Problem requirements ::
Say how many lines of the listing below contain "value", giving the number and nothing else.
** start Supplied entries **
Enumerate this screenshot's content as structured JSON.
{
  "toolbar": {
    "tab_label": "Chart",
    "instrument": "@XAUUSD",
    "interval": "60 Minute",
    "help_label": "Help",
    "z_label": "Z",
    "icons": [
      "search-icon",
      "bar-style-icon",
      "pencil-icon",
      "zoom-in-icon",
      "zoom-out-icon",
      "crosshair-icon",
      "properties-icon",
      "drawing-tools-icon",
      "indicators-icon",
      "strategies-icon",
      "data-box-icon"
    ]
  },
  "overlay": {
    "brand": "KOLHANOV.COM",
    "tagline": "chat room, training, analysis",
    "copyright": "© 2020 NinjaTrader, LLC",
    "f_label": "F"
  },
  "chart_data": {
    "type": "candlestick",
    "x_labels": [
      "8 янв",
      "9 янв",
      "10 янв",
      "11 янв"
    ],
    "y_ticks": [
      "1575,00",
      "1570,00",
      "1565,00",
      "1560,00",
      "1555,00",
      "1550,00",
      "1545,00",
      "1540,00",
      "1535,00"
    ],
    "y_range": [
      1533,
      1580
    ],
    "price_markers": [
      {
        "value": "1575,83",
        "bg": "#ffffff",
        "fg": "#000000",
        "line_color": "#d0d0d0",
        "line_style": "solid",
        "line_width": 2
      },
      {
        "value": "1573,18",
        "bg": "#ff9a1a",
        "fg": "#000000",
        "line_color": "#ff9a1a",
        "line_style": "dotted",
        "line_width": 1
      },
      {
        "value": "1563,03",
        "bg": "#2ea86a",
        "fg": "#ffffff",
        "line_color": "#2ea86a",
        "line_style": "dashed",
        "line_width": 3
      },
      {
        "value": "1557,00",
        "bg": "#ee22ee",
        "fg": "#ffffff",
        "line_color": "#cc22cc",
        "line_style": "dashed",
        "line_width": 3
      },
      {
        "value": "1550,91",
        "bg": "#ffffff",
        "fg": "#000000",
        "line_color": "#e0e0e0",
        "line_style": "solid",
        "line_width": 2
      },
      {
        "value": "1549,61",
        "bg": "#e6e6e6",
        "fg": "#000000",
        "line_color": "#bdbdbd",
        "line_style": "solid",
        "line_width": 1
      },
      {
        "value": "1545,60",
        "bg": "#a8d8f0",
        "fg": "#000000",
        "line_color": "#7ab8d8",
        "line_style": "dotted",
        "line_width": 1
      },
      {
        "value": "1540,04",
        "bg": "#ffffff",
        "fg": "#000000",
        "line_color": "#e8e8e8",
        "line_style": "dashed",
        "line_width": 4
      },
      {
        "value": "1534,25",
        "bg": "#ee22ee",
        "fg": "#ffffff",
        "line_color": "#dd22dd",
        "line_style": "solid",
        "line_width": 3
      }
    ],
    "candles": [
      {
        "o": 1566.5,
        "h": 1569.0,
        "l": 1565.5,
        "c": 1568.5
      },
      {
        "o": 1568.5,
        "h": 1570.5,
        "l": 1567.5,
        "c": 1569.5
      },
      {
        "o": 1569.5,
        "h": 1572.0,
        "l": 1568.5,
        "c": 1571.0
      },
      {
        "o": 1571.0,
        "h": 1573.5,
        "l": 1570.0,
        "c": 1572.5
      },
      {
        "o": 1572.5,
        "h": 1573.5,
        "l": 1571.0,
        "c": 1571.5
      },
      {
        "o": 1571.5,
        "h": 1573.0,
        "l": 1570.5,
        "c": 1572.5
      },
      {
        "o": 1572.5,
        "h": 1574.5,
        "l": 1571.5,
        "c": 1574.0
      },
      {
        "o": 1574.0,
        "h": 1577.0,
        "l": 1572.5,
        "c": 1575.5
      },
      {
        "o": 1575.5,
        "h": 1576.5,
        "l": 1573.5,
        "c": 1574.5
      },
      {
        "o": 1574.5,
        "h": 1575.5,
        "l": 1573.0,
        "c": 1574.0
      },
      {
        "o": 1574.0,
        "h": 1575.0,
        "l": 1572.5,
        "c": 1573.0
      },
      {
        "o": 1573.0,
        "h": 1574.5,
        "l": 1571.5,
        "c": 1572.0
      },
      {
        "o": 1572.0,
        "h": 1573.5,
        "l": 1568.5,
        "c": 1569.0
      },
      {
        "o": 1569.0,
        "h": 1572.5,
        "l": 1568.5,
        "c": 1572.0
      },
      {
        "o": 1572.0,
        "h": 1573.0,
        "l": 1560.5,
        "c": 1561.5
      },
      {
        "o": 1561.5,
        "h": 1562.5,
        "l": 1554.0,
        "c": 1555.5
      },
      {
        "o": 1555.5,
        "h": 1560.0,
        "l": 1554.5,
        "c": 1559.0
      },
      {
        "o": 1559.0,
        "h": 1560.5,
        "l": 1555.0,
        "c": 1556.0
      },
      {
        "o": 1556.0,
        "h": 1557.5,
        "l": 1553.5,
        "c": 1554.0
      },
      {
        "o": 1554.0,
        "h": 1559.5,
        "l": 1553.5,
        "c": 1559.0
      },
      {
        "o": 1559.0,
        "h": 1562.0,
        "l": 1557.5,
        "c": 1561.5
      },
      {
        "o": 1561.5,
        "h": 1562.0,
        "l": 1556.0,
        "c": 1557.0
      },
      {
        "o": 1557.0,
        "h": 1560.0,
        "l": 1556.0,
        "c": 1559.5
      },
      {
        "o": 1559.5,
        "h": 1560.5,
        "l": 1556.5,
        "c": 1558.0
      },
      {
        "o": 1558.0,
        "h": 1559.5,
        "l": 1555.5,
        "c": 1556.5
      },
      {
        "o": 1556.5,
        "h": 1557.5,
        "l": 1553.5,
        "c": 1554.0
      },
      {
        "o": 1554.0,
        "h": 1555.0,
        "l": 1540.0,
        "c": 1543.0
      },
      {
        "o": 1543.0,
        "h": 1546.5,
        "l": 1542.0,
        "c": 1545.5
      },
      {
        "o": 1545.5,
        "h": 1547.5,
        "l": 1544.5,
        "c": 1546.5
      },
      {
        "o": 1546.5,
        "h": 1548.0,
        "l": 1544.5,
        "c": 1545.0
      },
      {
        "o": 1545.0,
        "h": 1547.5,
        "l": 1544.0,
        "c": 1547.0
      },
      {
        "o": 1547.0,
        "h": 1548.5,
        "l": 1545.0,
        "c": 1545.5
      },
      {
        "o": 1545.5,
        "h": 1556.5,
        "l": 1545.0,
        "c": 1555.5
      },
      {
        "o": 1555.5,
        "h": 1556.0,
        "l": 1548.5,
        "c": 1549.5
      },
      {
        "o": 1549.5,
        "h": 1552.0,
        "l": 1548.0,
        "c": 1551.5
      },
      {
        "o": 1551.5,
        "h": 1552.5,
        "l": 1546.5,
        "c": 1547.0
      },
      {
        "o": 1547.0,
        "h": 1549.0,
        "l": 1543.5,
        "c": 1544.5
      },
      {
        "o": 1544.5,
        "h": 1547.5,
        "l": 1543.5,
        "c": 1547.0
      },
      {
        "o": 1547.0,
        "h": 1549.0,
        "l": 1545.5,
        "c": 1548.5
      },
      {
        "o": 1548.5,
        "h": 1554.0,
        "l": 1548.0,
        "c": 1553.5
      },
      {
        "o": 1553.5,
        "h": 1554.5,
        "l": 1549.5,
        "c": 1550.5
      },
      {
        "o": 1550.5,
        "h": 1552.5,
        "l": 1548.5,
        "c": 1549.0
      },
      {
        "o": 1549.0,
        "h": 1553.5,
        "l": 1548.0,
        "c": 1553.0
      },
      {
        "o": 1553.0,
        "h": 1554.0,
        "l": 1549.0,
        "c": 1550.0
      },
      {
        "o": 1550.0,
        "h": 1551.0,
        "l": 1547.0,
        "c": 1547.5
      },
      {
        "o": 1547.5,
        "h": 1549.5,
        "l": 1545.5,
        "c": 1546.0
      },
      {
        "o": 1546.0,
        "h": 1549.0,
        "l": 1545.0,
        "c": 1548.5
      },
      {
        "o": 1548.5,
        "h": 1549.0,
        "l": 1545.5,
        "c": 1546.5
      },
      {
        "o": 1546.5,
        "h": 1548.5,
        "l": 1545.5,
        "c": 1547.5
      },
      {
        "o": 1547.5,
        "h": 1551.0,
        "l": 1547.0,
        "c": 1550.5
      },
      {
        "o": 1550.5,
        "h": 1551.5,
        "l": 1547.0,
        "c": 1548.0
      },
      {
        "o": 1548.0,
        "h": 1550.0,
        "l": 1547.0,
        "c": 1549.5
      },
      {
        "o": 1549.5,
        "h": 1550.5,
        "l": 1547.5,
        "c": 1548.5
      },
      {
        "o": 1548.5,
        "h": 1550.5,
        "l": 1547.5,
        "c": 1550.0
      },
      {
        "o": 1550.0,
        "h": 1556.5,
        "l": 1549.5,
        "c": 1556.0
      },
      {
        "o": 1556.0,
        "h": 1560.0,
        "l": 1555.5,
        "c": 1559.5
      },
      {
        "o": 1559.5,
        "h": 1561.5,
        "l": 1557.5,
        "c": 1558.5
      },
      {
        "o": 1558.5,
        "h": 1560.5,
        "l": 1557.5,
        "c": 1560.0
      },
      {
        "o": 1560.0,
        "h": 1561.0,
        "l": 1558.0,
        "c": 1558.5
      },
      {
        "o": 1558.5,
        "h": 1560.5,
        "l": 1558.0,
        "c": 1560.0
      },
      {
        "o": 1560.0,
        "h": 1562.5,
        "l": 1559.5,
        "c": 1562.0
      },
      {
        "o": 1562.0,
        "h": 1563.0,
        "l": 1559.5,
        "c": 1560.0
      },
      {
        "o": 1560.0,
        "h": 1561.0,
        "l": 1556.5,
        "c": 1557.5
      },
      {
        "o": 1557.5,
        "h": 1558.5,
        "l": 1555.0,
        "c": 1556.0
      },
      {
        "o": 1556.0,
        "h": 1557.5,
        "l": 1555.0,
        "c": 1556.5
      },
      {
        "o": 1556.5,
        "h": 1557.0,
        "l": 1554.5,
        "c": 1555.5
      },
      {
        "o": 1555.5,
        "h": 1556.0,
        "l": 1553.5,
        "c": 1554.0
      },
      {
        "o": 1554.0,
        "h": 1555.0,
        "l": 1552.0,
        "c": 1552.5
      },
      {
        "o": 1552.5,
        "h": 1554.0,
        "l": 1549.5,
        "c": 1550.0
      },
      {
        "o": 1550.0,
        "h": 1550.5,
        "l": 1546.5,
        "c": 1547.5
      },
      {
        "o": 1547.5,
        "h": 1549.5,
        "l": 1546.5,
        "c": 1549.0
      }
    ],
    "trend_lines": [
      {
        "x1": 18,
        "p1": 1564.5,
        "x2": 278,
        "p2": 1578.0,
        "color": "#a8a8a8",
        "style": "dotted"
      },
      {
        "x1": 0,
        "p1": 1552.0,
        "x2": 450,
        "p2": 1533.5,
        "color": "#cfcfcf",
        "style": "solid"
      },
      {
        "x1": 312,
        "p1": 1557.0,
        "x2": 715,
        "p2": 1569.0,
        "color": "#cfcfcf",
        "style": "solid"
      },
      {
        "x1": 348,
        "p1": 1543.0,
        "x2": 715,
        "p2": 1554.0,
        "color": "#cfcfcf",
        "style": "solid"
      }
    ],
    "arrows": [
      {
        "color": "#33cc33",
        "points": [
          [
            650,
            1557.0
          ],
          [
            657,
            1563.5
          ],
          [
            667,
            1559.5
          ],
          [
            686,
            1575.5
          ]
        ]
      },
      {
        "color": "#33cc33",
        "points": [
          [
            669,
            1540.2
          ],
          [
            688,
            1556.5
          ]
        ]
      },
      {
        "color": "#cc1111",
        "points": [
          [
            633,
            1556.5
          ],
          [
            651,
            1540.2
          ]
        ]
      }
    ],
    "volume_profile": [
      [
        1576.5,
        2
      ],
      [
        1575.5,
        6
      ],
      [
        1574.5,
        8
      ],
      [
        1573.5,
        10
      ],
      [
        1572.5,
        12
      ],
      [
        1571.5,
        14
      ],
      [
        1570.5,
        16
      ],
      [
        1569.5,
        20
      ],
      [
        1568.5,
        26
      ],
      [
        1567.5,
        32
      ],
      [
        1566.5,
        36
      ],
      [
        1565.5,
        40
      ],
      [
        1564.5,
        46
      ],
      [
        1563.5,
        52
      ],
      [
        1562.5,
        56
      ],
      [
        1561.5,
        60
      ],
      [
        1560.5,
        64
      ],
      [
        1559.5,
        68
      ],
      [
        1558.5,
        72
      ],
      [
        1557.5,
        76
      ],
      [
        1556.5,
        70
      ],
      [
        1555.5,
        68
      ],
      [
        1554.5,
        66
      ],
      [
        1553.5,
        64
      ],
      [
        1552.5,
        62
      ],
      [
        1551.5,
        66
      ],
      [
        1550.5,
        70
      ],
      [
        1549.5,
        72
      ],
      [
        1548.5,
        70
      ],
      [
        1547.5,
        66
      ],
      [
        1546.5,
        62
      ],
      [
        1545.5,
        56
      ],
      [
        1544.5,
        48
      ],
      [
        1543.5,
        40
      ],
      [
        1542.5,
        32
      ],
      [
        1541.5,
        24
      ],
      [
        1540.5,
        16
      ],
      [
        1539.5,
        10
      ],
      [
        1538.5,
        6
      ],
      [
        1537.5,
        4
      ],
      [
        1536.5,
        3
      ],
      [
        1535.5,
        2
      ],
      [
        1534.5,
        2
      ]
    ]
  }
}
** end Supplied entries **
Solution for this problem ::
9